---------- STORED ROWS ----------

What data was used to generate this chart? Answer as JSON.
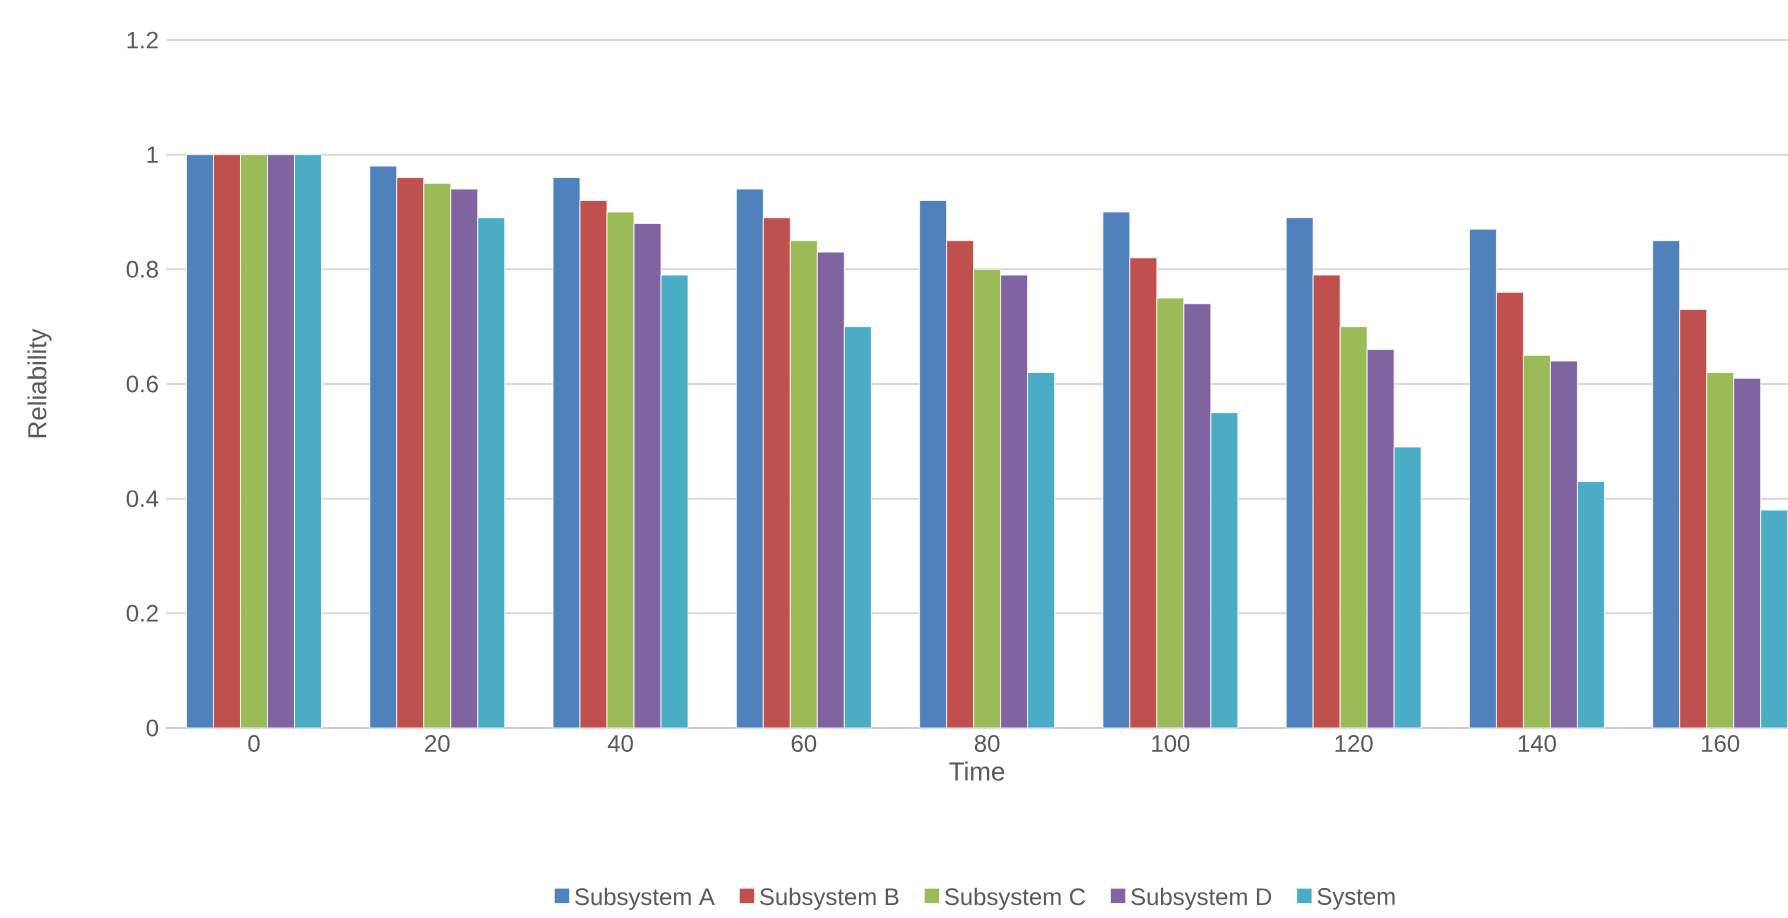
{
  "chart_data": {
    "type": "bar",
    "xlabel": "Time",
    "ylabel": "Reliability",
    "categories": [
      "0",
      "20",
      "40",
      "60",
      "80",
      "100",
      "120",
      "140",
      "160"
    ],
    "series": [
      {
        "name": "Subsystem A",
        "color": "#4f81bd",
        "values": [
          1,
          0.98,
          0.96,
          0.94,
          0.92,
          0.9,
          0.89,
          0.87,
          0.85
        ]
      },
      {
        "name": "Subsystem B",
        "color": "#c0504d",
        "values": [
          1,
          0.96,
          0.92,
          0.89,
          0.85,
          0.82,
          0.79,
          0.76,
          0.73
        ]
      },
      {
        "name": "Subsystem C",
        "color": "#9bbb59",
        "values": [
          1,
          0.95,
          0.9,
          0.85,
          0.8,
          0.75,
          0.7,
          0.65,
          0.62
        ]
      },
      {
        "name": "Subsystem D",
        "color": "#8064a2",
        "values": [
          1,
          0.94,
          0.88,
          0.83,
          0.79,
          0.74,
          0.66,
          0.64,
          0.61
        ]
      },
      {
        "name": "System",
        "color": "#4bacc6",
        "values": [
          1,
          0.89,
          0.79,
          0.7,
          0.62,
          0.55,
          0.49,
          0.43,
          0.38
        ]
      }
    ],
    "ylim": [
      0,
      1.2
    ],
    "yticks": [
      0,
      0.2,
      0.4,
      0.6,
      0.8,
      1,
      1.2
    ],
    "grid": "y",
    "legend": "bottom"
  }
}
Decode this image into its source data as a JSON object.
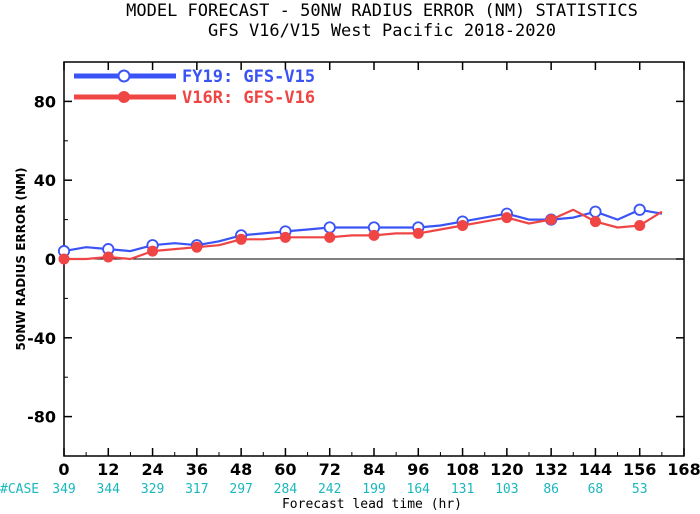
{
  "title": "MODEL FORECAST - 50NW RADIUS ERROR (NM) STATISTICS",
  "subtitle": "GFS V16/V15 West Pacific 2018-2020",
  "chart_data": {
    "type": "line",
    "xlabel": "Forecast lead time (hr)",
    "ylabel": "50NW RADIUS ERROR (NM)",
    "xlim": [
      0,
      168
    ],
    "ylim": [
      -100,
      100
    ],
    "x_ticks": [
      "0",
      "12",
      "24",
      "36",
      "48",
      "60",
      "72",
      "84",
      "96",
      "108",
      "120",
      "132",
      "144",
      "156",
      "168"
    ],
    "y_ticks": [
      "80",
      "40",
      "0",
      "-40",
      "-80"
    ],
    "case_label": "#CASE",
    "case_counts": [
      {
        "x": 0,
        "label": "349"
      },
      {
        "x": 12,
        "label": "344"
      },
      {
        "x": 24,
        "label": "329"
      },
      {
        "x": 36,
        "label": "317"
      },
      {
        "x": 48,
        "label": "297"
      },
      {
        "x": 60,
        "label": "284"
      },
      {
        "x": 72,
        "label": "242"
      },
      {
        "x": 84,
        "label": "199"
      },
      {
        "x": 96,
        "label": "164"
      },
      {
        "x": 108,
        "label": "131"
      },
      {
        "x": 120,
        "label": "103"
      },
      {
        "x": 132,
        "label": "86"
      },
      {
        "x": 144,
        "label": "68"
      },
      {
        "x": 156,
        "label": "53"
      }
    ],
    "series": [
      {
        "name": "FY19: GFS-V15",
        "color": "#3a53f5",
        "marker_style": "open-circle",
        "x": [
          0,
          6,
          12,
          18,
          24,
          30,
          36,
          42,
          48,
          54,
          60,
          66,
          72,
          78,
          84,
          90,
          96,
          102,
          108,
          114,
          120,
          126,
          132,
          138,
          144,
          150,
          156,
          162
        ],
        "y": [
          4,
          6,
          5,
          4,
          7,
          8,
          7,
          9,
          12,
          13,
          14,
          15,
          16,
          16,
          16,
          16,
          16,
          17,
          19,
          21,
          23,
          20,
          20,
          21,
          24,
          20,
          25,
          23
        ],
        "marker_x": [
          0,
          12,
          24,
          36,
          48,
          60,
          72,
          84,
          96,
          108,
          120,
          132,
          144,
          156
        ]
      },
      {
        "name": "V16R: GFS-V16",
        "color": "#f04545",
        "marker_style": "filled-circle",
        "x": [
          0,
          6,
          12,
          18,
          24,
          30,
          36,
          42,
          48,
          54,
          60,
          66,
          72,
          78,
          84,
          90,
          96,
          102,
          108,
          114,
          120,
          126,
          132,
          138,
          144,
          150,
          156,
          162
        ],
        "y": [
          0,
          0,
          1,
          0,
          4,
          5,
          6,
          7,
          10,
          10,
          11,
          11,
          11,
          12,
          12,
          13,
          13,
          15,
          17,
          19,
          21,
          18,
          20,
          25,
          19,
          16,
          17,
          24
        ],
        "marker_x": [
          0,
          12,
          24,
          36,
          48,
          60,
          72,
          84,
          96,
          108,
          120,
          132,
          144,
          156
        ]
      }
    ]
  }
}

----------

Tally every line of the data that holds the word "JSON" and write the count alone.

2